GIVEN INSTRUCTION:
Only lines with the word "бюро" are needed; collect each of them from the listing below.

EXERCISE MATERIAL:
-- Start --

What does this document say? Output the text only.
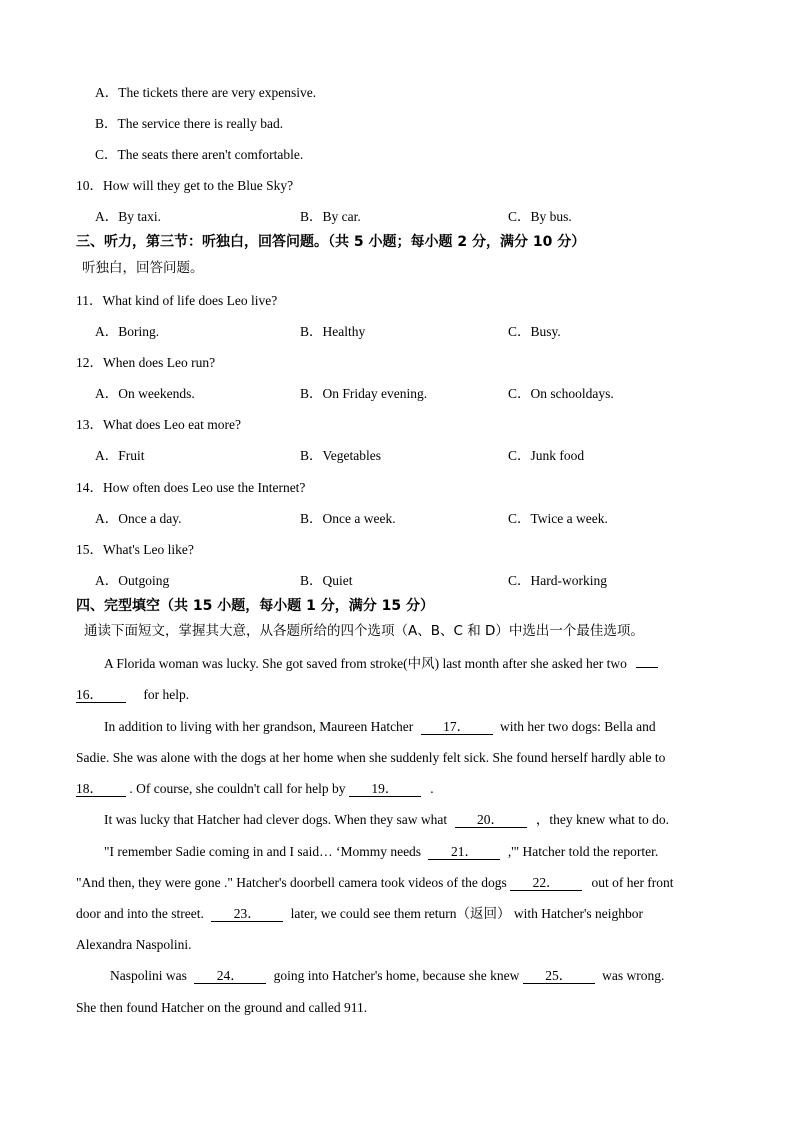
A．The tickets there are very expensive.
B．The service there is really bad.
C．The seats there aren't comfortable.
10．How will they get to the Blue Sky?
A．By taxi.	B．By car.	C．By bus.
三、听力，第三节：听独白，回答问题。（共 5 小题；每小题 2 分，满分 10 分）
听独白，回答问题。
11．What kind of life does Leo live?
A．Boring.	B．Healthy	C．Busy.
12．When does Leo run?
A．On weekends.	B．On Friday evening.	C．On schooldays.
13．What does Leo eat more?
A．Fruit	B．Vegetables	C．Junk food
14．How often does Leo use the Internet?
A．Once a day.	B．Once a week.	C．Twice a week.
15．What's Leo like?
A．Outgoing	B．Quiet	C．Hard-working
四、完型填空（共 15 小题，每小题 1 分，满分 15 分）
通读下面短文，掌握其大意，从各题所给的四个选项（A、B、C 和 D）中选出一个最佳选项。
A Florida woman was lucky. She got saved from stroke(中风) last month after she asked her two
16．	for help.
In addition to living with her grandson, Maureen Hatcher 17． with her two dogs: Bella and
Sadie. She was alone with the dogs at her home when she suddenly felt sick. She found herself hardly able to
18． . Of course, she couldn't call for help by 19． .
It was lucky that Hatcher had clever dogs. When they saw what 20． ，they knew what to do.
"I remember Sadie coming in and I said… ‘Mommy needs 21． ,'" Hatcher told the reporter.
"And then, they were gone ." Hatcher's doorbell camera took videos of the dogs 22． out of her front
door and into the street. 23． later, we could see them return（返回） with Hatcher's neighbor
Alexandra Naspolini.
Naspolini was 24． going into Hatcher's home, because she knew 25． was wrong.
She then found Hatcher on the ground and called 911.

-- End --
-- Start --

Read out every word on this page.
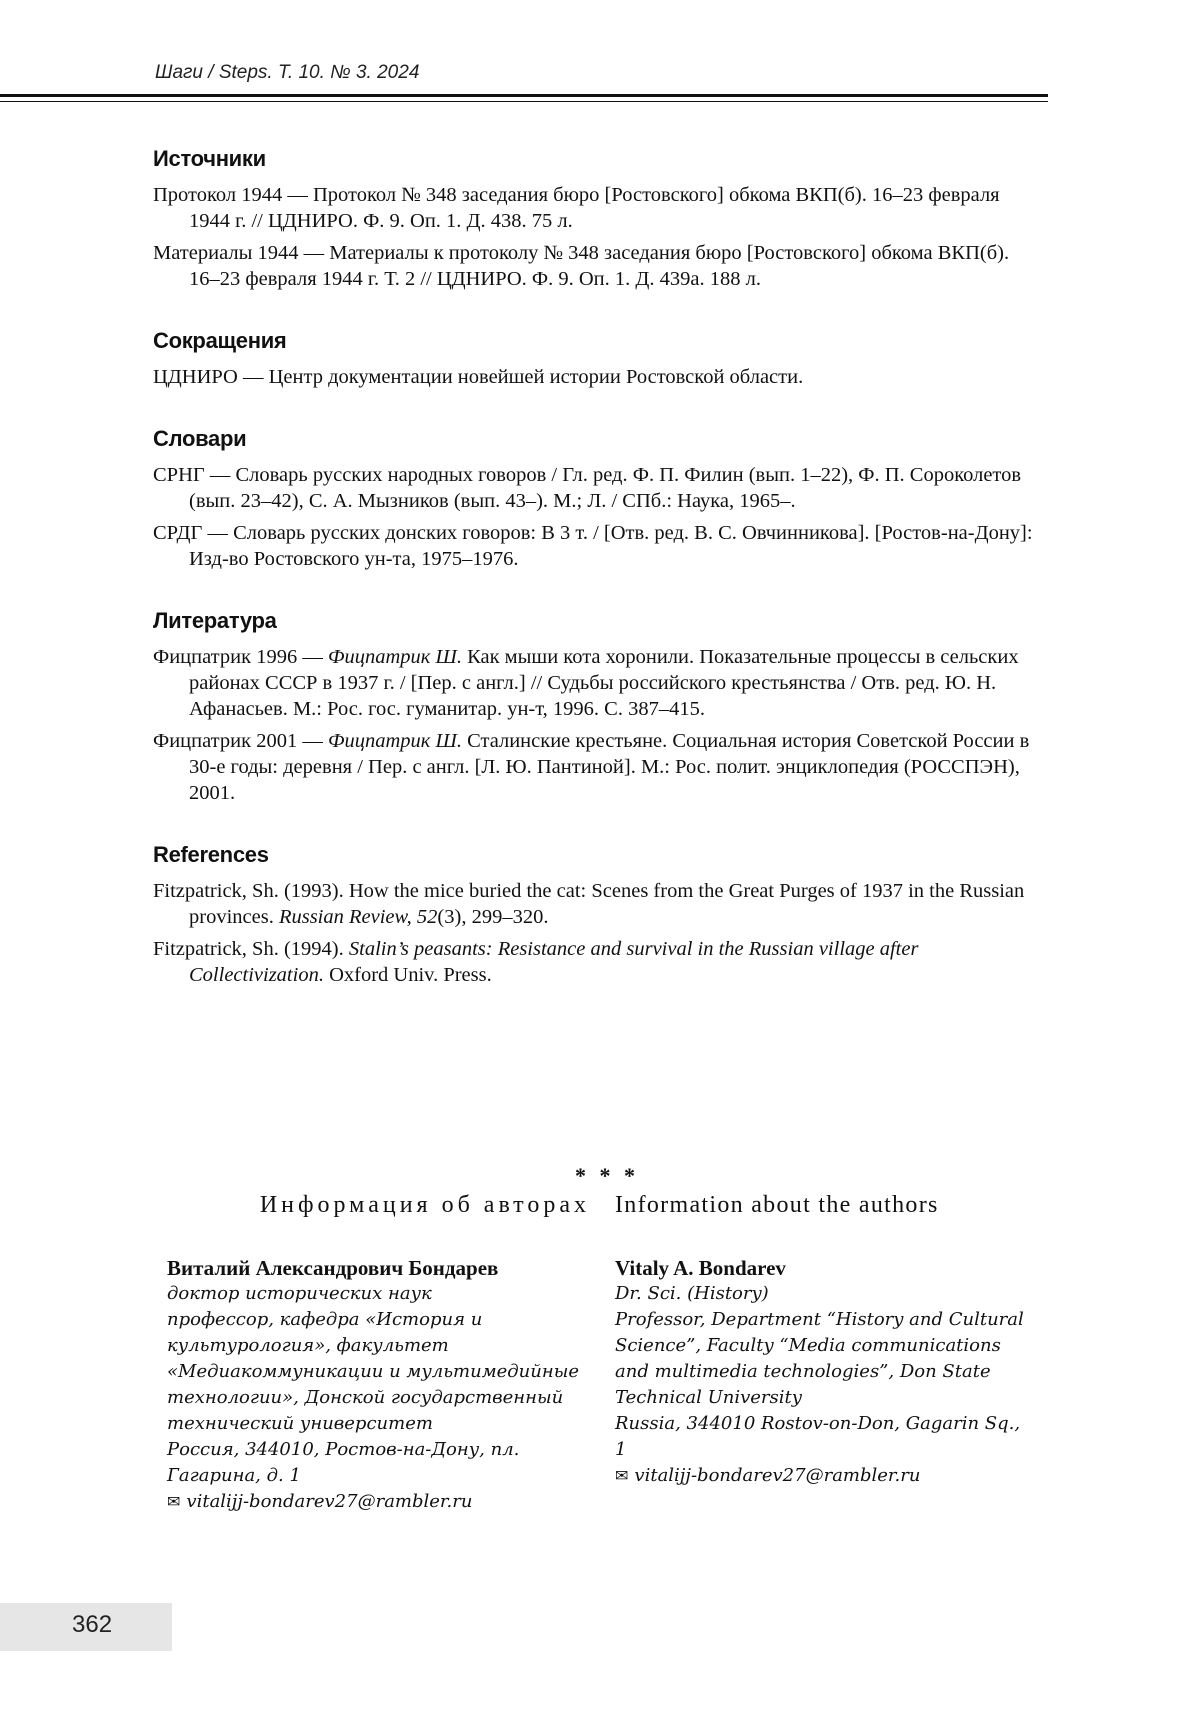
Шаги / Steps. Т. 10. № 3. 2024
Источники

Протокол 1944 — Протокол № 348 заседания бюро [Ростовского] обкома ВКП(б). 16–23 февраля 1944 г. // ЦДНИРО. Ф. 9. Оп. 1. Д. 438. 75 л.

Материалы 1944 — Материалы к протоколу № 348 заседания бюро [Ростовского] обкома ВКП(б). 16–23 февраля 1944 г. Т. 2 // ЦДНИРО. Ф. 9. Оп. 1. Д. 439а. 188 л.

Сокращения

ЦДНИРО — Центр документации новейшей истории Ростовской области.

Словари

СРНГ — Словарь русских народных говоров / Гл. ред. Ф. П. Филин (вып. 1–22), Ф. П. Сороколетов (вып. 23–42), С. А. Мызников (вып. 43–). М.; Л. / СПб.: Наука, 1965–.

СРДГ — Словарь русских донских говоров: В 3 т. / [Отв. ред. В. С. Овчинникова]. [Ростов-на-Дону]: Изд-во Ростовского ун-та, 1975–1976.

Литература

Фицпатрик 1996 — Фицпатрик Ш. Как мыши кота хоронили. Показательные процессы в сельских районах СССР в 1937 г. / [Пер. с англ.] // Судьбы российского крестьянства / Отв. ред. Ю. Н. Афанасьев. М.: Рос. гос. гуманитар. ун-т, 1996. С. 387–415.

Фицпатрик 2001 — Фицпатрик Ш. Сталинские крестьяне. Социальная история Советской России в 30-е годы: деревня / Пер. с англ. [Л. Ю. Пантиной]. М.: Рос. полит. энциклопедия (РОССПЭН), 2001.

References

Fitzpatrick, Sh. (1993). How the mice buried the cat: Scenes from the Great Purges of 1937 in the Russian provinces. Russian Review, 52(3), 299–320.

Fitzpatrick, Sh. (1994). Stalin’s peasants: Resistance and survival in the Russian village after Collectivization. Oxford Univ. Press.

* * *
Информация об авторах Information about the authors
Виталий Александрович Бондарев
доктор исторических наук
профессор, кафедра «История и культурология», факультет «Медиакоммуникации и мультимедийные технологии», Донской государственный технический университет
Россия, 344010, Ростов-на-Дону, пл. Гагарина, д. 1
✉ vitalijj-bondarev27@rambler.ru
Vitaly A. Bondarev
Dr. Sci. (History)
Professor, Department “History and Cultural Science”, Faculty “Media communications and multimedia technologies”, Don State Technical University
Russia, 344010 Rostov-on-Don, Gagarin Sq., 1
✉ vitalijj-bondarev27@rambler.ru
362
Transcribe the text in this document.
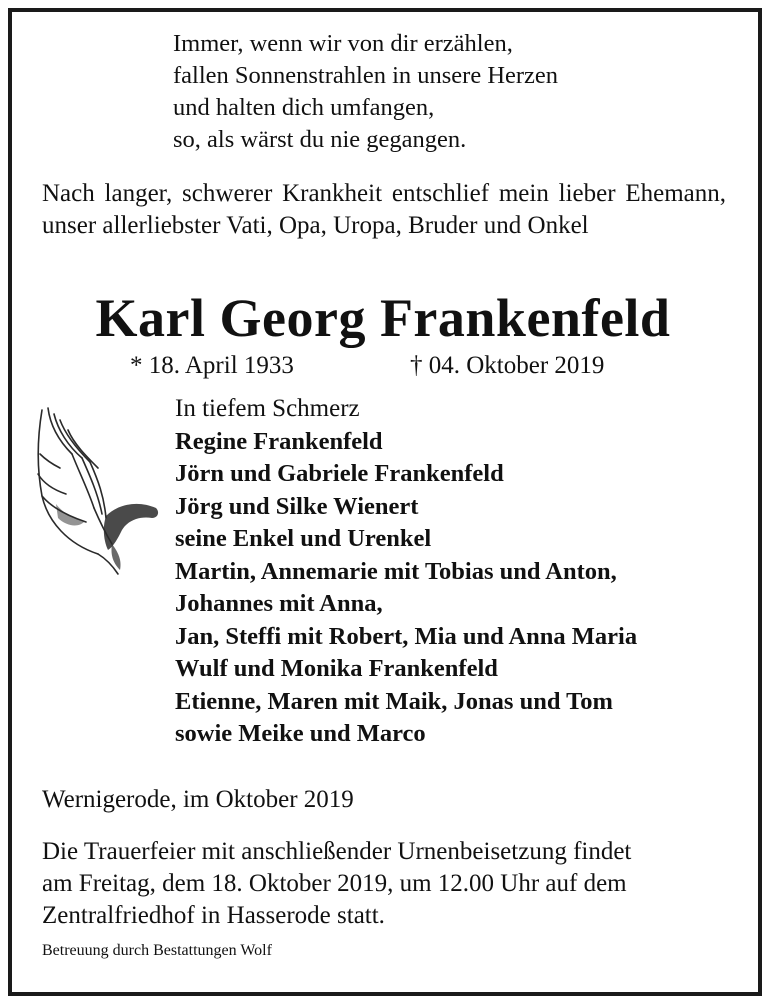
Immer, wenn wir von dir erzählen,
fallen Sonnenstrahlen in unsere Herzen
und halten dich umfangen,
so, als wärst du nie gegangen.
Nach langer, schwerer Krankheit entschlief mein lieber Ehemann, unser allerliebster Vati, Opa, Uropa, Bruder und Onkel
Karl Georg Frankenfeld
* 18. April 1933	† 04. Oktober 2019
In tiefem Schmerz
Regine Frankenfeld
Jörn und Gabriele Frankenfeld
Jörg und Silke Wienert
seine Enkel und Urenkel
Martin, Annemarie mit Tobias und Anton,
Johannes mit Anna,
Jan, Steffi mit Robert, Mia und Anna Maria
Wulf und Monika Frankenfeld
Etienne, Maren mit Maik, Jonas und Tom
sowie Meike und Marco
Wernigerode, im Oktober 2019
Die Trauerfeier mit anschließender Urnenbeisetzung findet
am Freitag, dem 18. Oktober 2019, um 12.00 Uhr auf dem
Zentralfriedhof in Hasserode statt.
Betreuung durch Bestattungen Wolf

-- End --

RESPONSE TO THIS TASK:
Протокол 1944 — Протокол № 348 заседания бюро [Ростовского] обкома ВКП(б). 16–23 февраля 1944 г. // ЦДНИРО. Ф. 9. Оп. 1. Д. 438. 75 л.
Материалы 1944 — Материалы к протоколу № 348 заседания бюро [Ростовского] обкома ВКП(б). 16–23 февраля 1944 г. Т. 2 // ЦДНИРО. Ф. 9. Оп. 1. Д. 439а. 188 л.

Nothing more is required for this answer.